> _Challenge_:
Update the lines starting with the line containing "billing-option-annual-label: Anual [183,86,220,101]" and going on through the line containing "window-bottom-edge [0,401,876,409]", replacing "Mensal" with "Mensual" and keeping everything else the same.

> _Stored entries_:
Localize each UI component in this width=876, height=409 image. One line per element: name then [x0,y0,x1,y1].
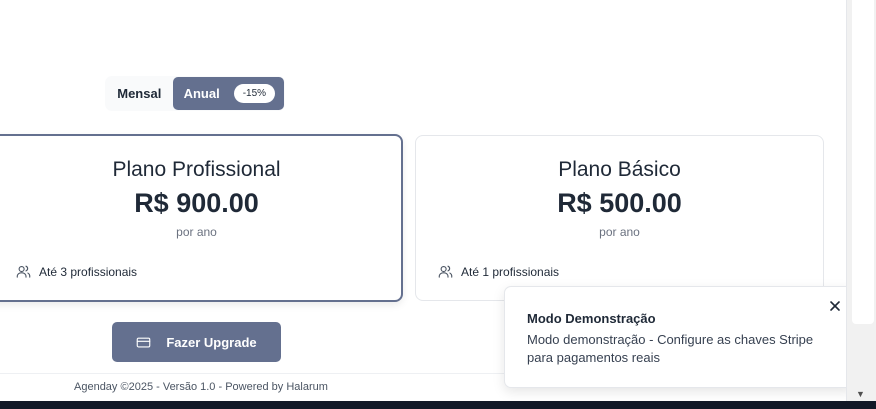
billing-option-annual-label: Anual [183,86,220,101]
close-icon[interactable] [827,298,843,314]
billing-option-monthly[interactable]: Mensal [106,77,173,110]
billing-option-annual[interactable]: Anual -15% [172,77,284,110]
toast-message: Modo demonstração - Configure as chaves … [527,332,814,365]
billing-period-toggle: Mensal Anual -15% [105,76,285,111]
window-bottom-edge [0,401,876,409]
users-icon [16,265,31,278]
users-icon [438,265,453,278]
upgrade-button-label: Fazer Upgrade [166,334,257,350]
plan-feature: Até 1 profissionais [438,264,559,279]
credit-card-icon [137,337,151,347]
demo-mode-toast: Modo Demonstração Modo demonstração - Co… [504,286,854,388]
plan-period: por ano [599,225,640,239]
plan-period: por ano [176,225,217,239]
toast-title: Modo Demonstração [527,311,656,326]
plan-title: Plano Básico [558,158,681,181]
scrollbar-thumb[interactable] [852,0,874,324]
vertical-scrollbar[interactable]: ▼ [846,0,876,401]
main-content: Mensal Anual -15% Plano Profissional R$ … [0,0,854,401]
plan-card-profissional[interactable]: Plano Profissional R$ 900.00 por ano Até… [0,134,403,302]
plan-price: R$ 500.00 [557,188,682,218]
plan-title: Plano Profissional [112,158,281,181]
plan-price: R$ 900.00 [134,188,259,218]
upgrade-button[interactable]: Fazer Upgrade [112,322,281,362]
plan-feature: Até 3 profissionais [16,264,137,279]
plan-card-basico[interactable]: Plano Básico R$ 500.00 por ano Até 1 pro… [415,135,824,301]
discount-badge: -15% [233,84,276,103]
scroll-down-arrow-icon[interactable]: ▼ [856,390,865,399]
footer-text: Agenday ©2025 - Versão 1.0 - Powered by … [74,381,328,393]
plan-feature-label: Até 1 profissionais [461,264,560,279]
plan-feature-label: Até 3 profissionais [39,264,138,279]
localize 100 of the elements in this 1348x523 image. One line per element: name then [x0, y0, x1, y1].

> _Written response_:
billing-option-annual-label: Anual [183,86,220,101]
close-icon[interactable] [827,298,843,314]
billing-option-monthly[interactable]: Mensual [106,77,173,110]
billing-option-annual[interactable]: Anual -15% [172,77,284,110]
toast-message: Modo demonstração - Configure as chaves … [527,332,814,365]
billing-period-toggle: Mensual Anual -15% [105,76,285,111]
window-bottom-edge [0,401,876,409]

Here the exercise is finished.